The exercise: Exactly as written, quote every line that follows, skipping the images.

[begin Material supplied]

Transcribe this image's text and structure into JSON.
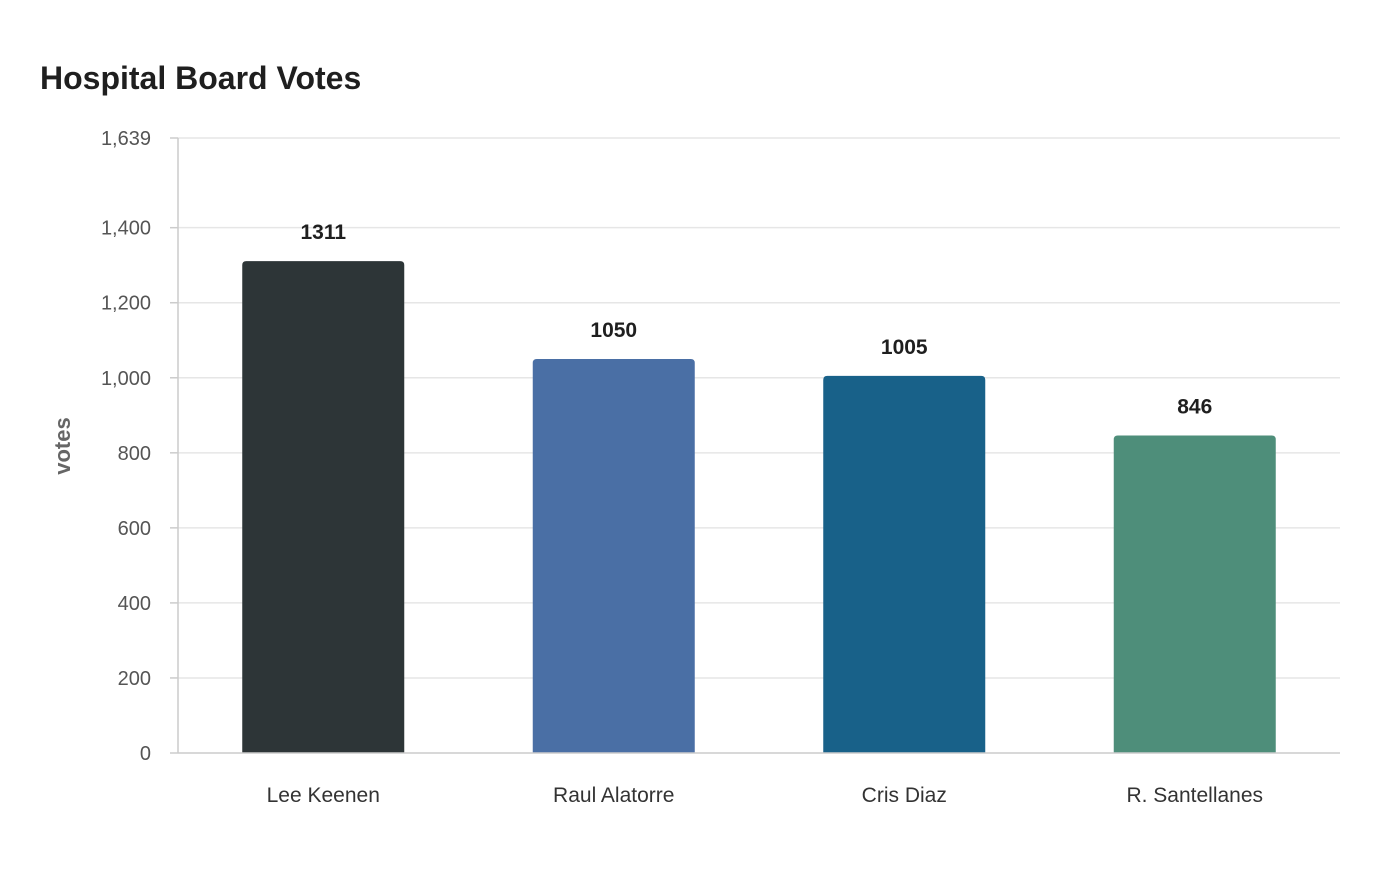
{
  "chart_data": {
    "type": "bar",
    "title": "Hospital Board Votes",
    "xlabel": "",
    "ylabel": "votes",
    "categories": [
      "Lee Keenen",
      "Raul Alatorre",
      "Cris Diaz",
      "R. Santellanes"
    ],
    "values": [
      1311,
      1050,
      1005,
      846
    ],
    "data_labels": [
      "1311",
      "1050",
      "1005",
      "846"
    ],
    "colors": [
      "#2d3537",
      "#4a6fa5",
      "#186189",
      "#4e8e7a"
    ],
    "ylim": [
      0,
      1639
    ],
    "yticks": [
      0,
      200,
      400,
      600,
      800,
      1000,
      1200,
      1400,
      1639
    ],
    "ytick_labels": [
      "0",
      "200",
      "400",
      "600",
      "800",
      "1,000",
      "1,200",
      "1,400",
      "1,639"
    ],
    "grid": true,
    "legend": "none"
  }
}
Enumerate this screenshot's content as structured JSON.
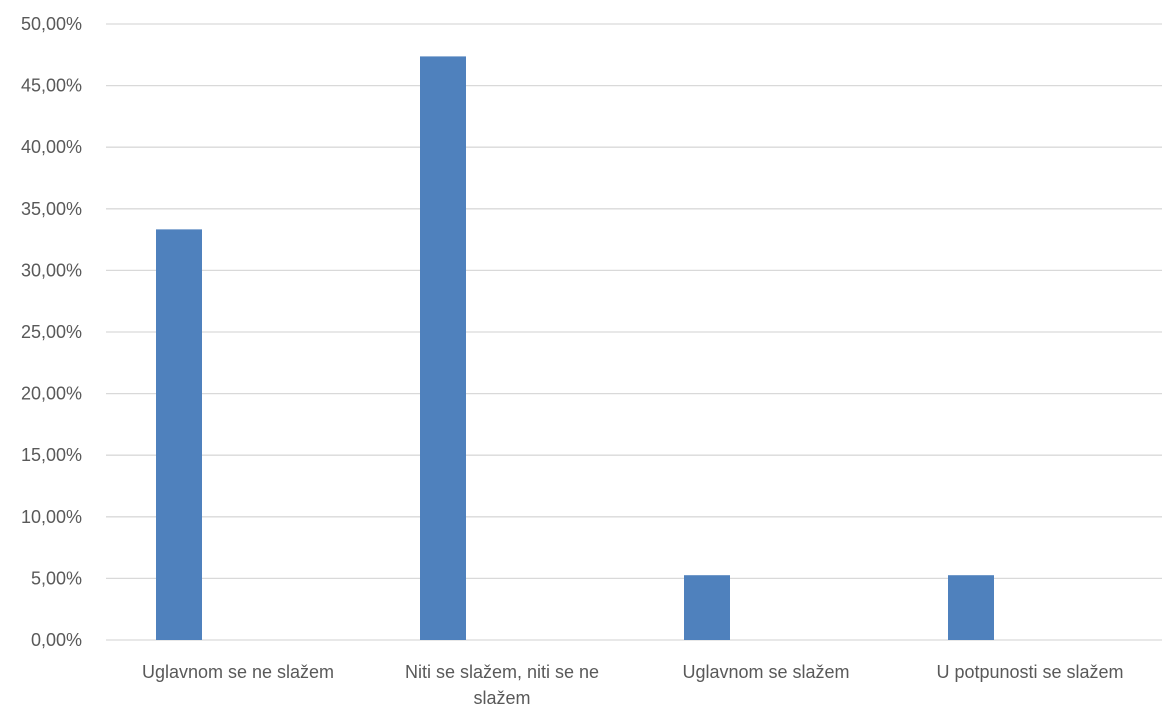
{
  "chart_data": {
    "type": "bar",
    "categories": [
      [
        "Uglavnom se ne slažem"
      ],
      [
        "Niti se slažem, niti se ne",
        "slažem"
      ],
      [
        "Uglavnom se slažem"
      ],
      [
        "U potpunosti se slažem"
      ]
    ],
    "values": [
      33.33,
      47.37,
      5.26,
      5.26
    ],
    "y_ticks": [
      "0,00%",
      "5,00%",
      "10,00%",
      "15,00%",
      "20,00%",
      "25,00%",
      "30,00%",
      "35,00%",
      "40,00%",
      "45,00%",
      "50,00%"
    ],
    "ylim": [
      0,
      50
    ],
    "grid": true,
    "bar_color": "#4F81BD",
    "grid_color": "#D9D9D9",
    "text_color": "#595959"
  }
}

[end Material supplied]

Result of this exercise:
Transcribe this image's text and structure into JSON.
{
  "chart_data": {
    "type": "bar",
    "title": "Hospital Board Votes",
    "xlabel": "",
    "ylabel": "votes",
    "categories": [
      "Lee Keenen",
      "Raul Alatorre",
      "Cris Diaz",
      "R. Santellanes"
    ],
    "values": [
      1311,
      1050,
      1005,
      846
    ],
    "data_labels": [
      "1311",
      "1050",
      "1005",
      "846"
    ],
    "colors": [
      "#2d3537",
      "#4a6fa5",
      "#186189",
      "#4e8e7a"
    ],
    "ylim": [
      0,
      1639
    ],
    "yticks": [
      0,
      200,
      400,
      600,
      800,
      1000,
      1200,
      1400,
      1639
    ],
    "ytick_labels": [
      "0",
      "200",
      "400",
      "600",
      "800",
      "1,000",
      "1,200",
      "1,400",
      "1,639"
    ],
    "grid": true,
    "legend": "none"
  }
}
Enumerate this screenshot's content as structured JSON.
{
  "chart_data": {
    "type": "bar",
    "categories": [
      [
        "Uglavnom se ne slažem"
      ],
      [
        "Niti se slažem, niti se ne",
        "slažem"
      ],
      [
        "Uglavnom se slažem"
      ],
      [
        "U potpunosti se slažem"
      ]
    ],
    "values": [
      33.33,
      47.37,
      5.26,
      5.26
    ],
    "y_ticks": [
      "0,00%",
      "5,00%",
      "10,00%",
      "15,00%",
      "20,00%",
      "25,00%",
      "30,00%",
      "35,00%",
      "40,00%",
      "45,00%",
      "50,00%"
    ],
    "ylim": [
      0,
      50
    ],
    "grid": true,
    "bar_color": "#4F81BD",
    "grid_color": "#D9D9D9",
    "text_color": "#595959"
  }
}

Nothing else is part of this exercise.